## Written task a
Print the part of the passage about the memoir Meaty that begins at the words "That was our" and ends after the words "go-to gift book.".

Jacobson, who was in Chicago to promote her new illustrated book, Carry This Book, says Irby first got on her radar after actor and comedian Janeane Garofalo gifted Meaty, Irby's celebrated memoir about her life in Chicago, to Jacobson and her comedy partner Ilana Glazer after guest starring in a Broad City episode with them.
"I was like, who the fuck is this?" Jacobson said. "I thought, this person's voice needs to be a show. I'm laughing out loud, I'm crying, I'm like, all over the place."
That was our reaction when we read Meaty, too. Seriously, go get the book and read it, and then come back to this article. We're guessing it was Garofalo's, too. And because she performed alongside Irby at the Paper Machete, a mainstay local variety show, in 2013, we're choosing to believe that the Paper Machete played a key role in turning Meaty into Garofalo's go-to gift book.

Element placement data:
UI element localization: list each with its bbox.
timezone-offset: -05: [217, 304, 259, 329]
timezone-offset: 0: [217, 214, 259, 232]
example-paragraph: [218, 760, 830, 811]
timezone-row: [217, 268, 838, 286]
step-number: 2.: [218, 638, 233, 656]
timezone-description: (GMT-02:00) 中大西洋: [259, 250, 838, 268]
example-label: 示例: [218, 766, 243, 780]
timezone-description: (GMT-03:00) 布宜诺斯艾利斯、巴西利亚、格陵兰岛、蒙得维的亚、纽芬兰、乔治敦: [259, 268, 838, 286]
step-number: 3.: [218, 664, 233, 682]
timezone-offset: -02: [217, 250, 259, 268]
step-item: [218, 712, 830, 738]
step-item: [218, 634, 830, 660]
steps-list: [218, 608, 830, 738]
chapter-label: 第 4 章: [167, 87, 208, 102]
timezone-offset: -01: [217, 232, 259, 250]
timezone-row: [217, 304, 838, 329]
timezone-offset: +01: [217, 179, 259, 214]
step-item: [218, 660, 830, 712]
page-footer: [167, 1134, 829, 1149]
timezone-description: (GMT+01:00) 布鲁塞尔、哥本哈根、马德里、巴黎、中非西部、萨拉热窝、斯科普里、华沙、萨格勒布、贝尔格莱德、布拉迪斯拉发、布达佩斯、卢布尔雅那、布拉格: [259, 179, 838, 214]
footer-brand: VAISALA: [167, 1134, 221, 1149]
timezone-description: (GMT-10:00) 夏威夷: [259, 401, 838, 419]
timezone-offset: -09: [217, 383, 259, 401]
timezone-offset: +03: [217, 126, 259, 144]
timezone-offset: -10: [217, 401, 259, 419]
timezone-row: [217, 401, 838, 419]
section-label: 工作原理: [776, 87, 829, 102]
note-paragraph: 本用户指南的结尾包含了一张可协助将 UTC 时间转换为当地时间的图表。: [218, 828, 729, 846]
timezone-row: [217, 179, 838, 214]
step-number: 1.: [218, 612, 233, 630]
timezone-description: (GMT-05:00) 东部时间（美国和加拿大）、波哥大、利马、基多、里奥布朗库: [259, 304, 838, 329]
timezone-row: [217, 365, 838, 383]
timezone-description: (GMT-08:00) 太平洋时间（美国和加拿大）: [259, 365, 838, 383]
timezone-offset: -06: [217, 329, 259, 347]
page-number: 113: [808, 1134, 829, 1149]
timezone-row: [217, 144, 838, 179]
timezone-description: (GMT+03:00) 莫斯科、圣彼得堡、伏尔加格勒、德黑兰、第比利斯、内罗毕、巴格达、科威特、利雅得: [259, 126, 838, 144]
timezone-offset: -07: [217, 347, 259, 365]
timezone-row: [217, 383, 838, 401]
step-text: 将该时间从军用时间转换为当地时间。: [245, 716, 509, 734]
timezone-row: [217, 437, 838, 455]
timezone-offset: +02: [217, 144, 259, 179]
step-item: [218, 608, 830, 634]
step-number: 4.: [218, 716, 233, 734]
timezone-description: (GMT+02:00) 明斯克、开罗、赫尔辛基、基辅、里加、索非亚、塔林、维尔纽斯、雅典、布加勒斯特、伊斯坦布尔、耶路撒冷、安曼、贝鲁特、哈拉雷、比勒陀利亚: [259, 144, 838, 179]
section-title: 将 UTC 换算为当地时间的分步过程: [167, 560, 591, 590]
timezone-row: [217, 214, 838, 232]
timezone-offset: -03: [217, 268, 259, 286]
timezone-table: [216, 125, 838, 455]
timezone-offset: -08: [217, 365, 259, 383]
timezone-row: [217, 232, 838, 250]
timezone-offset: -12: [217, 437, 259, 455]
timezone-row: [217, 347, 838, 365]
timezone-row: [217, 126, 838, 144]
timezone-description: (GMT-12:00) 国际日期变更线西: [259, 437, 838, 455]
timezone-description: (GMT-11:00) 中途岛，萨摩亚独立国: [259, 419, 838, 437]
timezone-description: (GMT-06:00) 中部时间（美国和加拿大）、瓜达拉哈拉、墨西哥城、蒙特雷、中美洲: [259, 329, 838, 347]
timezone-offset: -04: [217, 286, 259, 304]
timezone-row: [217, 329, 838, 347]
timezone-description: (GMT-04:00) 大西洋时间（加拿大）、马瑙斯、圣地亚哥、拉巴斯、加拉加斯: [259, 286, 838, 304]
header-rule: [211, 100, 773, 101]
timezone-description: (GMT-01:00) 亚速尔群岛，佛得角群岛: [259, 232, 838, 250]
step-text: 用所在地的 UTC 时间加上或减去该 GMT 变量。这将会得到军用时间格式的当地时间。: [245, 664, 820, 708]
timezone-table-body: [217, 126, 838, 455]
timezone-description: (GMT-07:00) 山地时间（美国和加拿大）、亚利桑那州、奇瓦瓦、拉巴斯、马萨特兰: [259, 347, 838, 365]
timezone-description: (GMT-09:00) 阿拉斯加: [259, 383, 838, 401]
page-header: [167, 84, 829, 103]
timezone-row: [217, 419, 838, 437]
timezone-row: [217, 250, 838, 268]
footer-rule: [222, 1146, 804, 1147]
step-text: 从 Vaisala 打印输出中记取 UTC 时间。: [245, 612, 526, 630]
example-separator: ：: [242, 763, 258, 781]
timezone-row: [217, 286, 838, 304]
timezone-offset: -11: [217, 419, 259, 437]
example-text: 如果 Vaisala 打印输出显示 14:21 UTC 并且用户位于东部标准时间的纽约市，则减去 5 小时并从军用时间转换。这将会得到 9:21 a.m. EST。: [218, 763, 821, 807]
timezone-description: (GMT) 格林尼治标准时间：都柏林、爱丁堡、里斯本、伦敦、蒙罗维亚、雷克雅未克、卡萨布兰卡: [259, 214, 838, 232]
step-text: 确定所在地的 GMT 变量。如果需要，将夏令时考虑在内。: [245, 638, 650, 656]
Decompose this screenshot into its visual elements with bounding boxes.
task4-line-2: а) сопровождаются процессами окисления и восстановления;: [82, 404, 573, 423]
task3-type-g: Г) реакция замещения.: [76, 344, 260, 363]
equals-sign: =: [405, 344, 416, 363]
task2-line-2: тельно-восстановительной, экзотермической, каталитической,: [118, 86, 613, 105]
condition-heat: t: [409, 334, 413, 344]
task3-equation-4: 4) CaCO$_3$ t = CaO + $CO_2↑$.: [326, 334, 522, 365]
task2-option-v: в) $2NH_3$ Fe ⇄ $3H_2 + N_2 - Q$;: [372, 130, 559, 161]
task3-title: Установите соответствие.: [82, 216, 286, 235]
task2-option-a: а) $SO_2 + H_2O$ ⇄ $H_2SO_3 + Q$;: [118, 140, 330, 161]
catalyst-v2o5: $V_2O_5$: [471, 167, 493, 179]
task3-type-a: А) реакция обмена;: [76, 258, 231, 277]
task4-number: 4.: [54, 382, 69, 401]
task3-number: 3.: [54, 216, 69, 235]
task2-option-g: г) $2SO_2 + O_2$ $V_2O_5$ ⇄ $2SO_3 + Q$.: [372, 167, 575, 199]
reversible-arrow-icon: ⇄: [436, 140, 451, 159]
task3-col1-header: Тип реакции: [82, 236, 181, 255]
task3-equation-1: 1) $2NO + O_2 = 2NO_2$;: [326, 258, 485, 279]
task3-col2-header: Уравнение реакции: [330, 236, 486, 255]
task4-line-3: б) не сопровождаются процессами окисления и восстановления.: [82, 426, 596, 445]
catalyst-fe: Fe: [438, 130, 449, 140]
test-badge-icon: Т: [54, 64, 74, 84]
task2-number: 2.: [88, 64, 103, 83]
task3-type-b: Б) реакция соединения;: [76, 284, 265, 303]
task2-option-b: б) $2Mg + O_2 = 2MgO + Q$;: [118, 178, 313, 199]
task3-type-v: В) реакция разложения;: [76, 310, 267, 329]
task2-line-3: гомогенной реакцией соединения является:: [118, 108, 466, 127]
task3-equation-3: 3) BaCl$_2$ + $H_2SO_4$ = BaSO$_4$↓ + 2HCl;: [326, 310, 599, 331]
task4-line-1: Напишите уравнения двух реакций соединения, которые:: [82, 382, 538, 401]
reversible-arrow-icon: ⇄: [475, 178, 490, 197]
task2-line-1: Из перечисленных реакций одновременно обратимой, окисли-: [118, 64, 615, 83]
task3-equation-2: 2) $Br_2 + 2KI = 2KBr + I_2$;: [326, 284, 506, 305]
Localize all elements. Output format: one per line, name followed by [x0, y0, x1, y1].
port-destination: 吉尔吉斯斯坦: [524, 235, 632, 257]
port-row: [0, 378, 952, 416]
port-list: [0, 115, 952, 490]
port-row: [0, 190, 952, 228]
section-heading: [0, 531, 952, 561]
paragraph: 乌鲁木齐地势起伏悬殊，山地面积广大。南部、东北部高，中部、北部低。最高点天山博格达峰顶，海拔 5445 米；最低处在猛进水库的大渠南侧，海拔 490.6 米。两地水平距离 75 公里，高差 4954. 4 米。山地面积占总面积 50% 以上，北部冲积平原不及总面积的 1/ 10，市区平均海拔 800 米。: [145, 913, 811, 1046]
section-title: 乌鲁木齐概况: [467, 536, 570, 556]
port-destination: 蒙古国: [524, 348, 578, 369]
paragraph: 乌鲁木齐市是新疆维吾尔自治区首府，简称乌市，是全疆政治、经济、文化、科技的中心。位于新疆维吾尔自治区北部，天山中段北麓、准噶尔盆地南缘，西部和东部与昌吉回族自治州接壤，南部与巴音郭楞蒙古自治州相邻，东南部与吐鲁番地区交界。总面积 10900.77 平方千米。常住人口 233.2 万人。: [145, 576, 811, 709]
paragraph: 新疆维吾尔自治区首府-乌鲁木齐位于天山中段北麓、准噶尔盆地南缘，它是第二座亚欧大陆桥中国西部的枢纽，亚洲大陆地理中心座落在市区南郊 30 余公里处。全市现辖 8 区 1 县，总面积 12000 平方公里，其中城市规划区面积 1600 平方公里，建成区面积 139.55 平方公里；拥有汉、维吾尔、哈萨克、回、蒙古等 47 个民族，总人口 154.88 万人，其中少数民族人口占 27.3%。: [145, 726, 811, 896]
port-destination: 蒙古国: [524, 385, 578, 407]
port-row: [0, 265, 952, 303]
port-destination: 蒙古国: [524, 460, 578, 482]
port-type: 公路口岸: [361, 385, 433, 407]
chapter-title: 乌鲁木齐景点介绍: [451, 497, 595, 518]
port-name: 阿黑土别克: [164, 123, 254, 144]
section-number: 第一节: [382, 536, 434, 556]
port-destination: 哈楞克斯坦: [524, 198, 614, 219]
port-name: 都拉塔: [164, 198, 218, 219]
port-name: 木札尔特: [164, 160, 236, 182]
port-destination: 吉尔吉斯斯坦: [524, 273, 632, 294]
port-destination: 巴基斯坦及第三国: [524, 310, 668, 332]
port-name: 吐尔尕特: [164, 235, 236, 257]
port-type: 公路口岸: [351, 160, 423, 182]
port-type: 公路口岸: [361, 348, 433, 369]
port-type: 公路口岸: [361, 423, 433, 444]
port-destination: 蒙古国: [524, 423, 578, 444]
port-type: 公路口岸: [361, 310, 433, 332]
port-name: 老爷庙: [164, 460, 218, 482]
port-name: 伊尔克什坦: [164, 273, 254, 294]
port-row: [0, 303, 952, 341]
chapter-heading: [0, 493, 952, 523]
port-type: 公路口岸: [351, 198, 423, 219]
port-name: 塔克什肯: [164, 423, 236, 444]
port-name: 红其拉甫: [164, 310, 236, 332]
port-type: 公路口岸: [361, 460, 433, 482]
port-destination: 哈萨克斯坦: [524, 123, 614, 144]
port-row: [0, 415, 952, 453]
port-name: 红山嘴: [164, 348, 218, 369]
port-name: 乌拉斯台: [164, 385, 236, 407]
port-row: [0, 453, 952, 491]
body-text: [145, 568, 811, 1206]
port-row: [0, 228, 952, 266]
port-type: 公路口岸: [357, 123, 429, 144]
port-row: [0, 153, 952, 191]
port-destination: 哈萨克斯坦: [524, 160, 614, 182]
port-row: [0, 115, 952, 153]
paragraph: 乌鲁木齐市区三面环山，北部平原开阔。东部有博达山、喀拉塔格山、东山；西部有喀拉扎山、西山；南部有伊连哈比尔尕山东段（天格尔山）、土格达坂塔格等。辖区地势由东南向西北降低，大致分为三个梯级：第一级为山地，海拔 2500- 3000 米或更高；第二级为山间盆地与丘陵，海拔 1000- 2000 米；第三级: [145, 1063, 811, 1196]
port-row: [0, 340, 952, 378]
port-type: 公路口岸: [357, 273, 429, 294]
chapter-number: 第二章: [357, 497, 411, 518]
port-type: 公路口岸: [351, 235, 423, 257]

## Written task b
Output the records' lines exactly, starting with the first line of the records and ending after the line that contains "step-number: 3.: [218, 664, 233, 682]".

## Correct result a
That was our reaction when we read Meaty, too. Seriously, go get the book and read it, and then come back to this article. We're guessing it was Garofalo's, too. And because she performed alongside Irby at the Paper Machete, a mainstay local variety show, in 2013, we're choosing to believe that the Paper Machete played a key role in turning Meaty into Garofalo's go-to gift book.

## Correct result b
UI element localization: list each with its bbox.
timezone-offset: -05: [217, 304, 259, 329]
timezone-offset: 0: [217, 214, 259, 232]
example-paragraph: [218, 760, 830, 811]
timezone-row: [217, 268, 838, 286]
step-number: 2.: [218, 638, 233, 656]
timezone-description: (GMT-02:00) 中大西洋: [259, 250, 838, 268]
example-label: 示例: [218, 766, 243, 780]
timezone-description: (GMT-03:00) 布宜诺斯艾利斯、巴西利亚、格陵兰岛、蒙得维的亚、纽芬兰、乔治敦: [259, 268, 838, 286]
step-number: 3.: [218, 664, 233, 682]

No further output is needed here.